REQUIREMENTS> Pick out each line containing the string "ylabel".
********************
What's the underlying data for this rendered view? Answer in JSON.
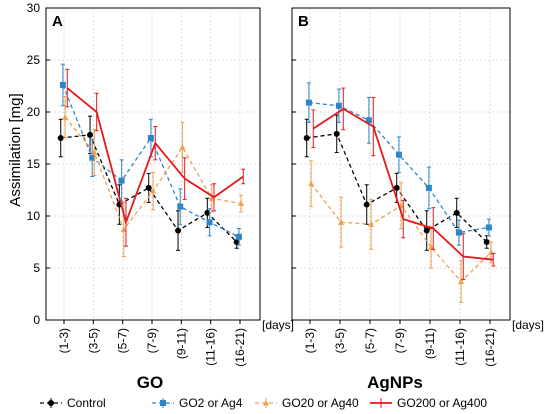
{
  "figure": {
    "ylabel": "Assimilation [mg]",
    "xunit": "[days]",
    "bottom_labels": [
      "GO",
      "AgNPs"
    ],
    "legend": [
      "Control",
      "GO2 or Ag4",
      "GO20 or Ag40",
      "GO200 or Ag400"
    ]
  },
  "chart_data": [
    {
      "type": "line",
      "panel": "A",
      "ylabel": "Assimilation [mg]",
      "xlabel": "[days]",
      "ylim": [
        0,
        30
      ],
      "yticks": [
        0,
        5,
        10,
        15,
        20,
        25,
        30
      ],
      "categories": [
        "(1-3)",
        "(3-5)",
        "(5-7)",
        "(7-9)",
        "(9-11)",
        "(11-16)",
        "(16-21)"
      ],
      "grid": true,
      "series": [
        {
          "name": "Control",
          "color": "#000000",
          "dash": "dashed",
          "marker": "circle",
          "values": [
            17.5,
            17.8,
            11.1,
            12.7,
            8.6,
            10.3,
            7.5
          ],
          "errors": [
            1.8,
            1.8,
            1.9,
            1.4,
            1.9,
            1.4,
            0.6
          ]
        },
        {
          "name": "GO2 or Ag4",
          "color": "#2e86c8",
          "dash": "dashed",
          "marker": "square",
          "values": [
            22.6,
            15.6,
            13.4,
            17.5,
            10.9,
            9.4,
            8.0
          ],
          "errors": [
            2.0,
            1.8,
            2.0,
            1.8,
            1.7,
            1.3,
            0.8
          ]
        },
        {
          "name": "GO20 or Ag40",
          "color": "#f0a050",
          "dash": "dashed",
          "marker": "triangle",
          "values": [
            19.5,
            16.1,
            8.7,
            12.4,
            16.6,
            11.7,
            11.2
          ],
          "errors": [
            2.0,
            2.2,
            2.6,
            1.8,
            2.4,
            1.3,
            0.8
          ]
        },
        {
          "name": "GO200 or Ag400",
          "color": "#e41a1c",
          "dash": "solid",
          "marker": "none",
          "values": [
            22.3,
            20.0,
            9.4,
            17.0,
            13.6,
            11.8,
            13.8
          ],
          "errors": [
            1.8,
            1.8,
            2.3,
            1.6,
            2.0,
            1.3,
            0.7
          ]
        }
      ]
    },
    {
      "type": "line",
      "panel": "B",
      "xlabel": "[days]",
      "ylim": [
        0,
        30
      ],
      "yticks": [
        0,
        5,
        10,
        15,
        20,
        25,
        30
      ],
      "categories": [
        "(1-3)",
        "(3-5)",
        "(5-7)",
        "(7-9)",
        "(9-11)",
        "(11-16)",
        "(16-21)"
      ],
      "grid": true,
      "series": [
        {
          "name": "Control",
          "color": "#000000",
          "dash": "dashed",
          "marker": "circle",
          "values": [
            17.5,
            17.9,
            11.1,
            12.7,
            8.6,
            10.3,
            7.5
          ],
          "errors": [
            1.8,
            1.8,
            1.9,
            1.4,
            1.9,
            1.4,
            0.6
          ]
        },
        {
          "name": "GO2 or Ag4",
          "color": "#2e86c8",
          "dash": "dashed",
          "marker": "square",
          "values": [
            20.9,
            20.6,
            19.2,
            15.9,
            12.7,
            8.4,
            8.9
          ],
          "errors": [
            1.9,
            1.6,
            2.2,
            1.7,
            2.0,
            1.2,
            0.8
          ]
        },
        {
          "name": "GO20 or Ag40",
          "color": "#f0a050",
          "dash": "dashed",
          "marker": "triangle",
          "values": [
            13.1,
            9.4,
            9.2,
            11.0,
            7.0,
            3.7,
            6.5
          ],
          "errors": [
            2.2,
            2.4,
            2.4,
            2.2,
            2.0,
            2.0,
            1.0
          ]
        },
        {
          "name": "GO200 or Ag400",
          "color": "#e41a1c",
          "dash": "solid",
          "marker": "none",
          "values": [
            18.4,
            20.3,
            18.6,
            9.7,
            8.8,
            6.1,
            5.8
          ],
          "errors": [
            1.8,
            2.0,
            2.8,
            1.8,
            2.0,
            2.2,
            0.6
          ]
        }
      ]
    }
  ]
}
********************
FINISHED TASK>
    "ylabel": "Assimilation [mg]",
      "ylabel": "Assimilation [mg]",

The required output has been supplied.